Leaving the pictures aside, transcribe every line below exactly.

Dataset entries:
>> Begin

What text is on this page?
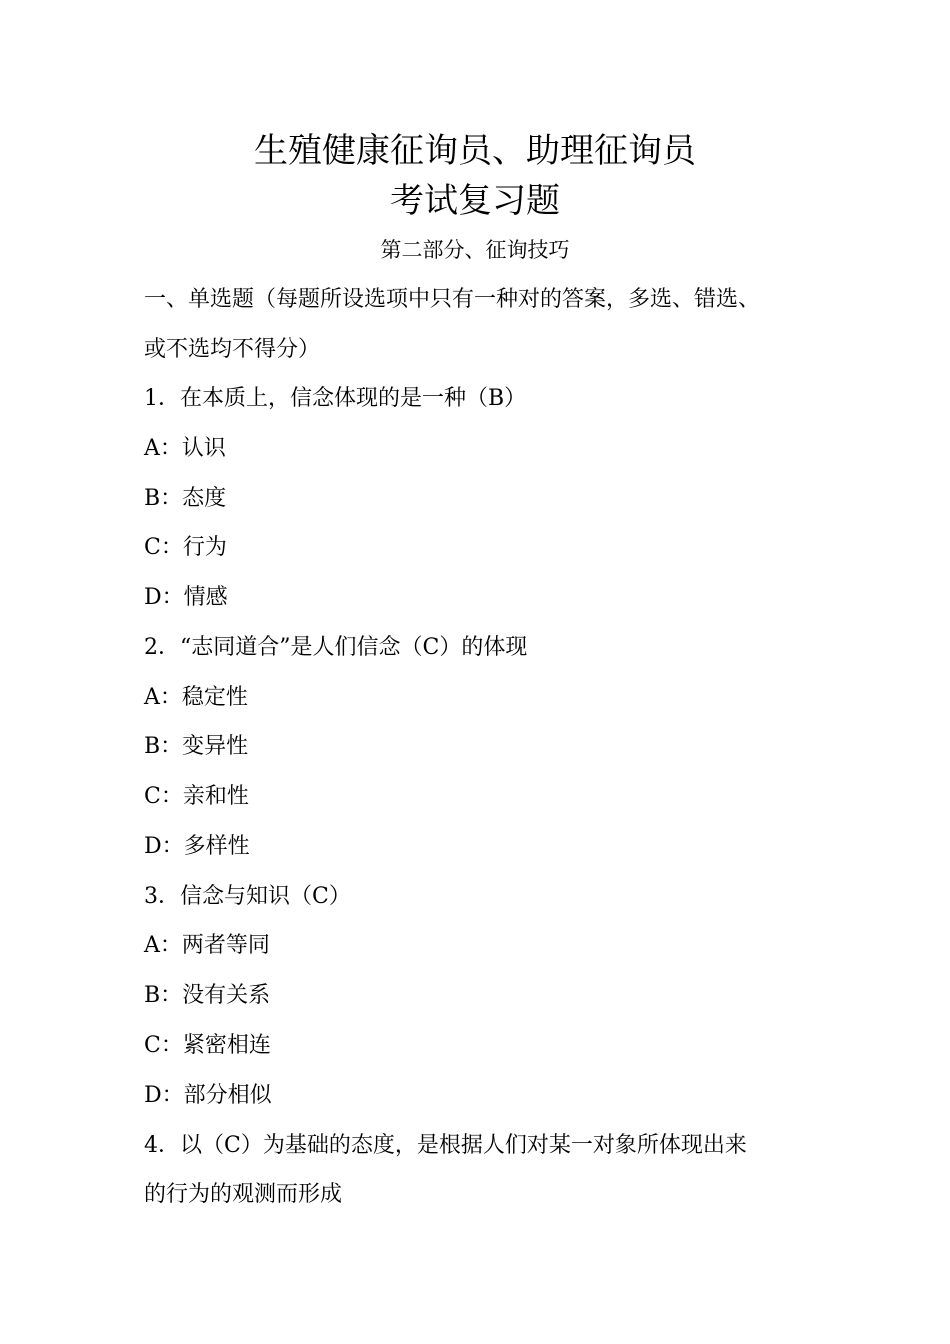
生殖健康征询员、助理征询员
考试复习题
第二部分、征询技巧
一、单选题（每题所设选项中只有一种对的答案，多选、错选、
或不选均不得分）
1．在本质上，信念体现的是一种（B）
A：认识
B：态度
C：行为
D：情感
2．“志同道合”是人们信念（C）的体现
A：稳定性
B：变异性
C：亲和性
D：多样性
3．信念与知识（C）
A：两者等同
B：没有关系
C：紧密相连
D：部分相似
4．以（C）为基础的态度，是根据人们对某一对象所体现出来
的行为的观测而形成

>> End

**WRITTEN SOLUTION**.
What text is on this page?
生殖健康征询员、助理征询员
考试复习题
第二部分、征询技巧
一、单选题（每题所设选项中只有一种对的答案，多选、错选、
或不选均不得分）
1．在本质上，信念体现的是一种（B）
A：认识
B：态度
C：行为
D：情感
2．“志同道合”是人们信念（C）的体现
A：稳定性
B：变异性
C：亲和性
D：多样性
3．信念与知识（C）
A：两者等同
B：没有关系
C：紧密相连
D：部分相似
4．以（C）为基础的态度，是根据人们对某一对象所体现出来
的行为的观测而形成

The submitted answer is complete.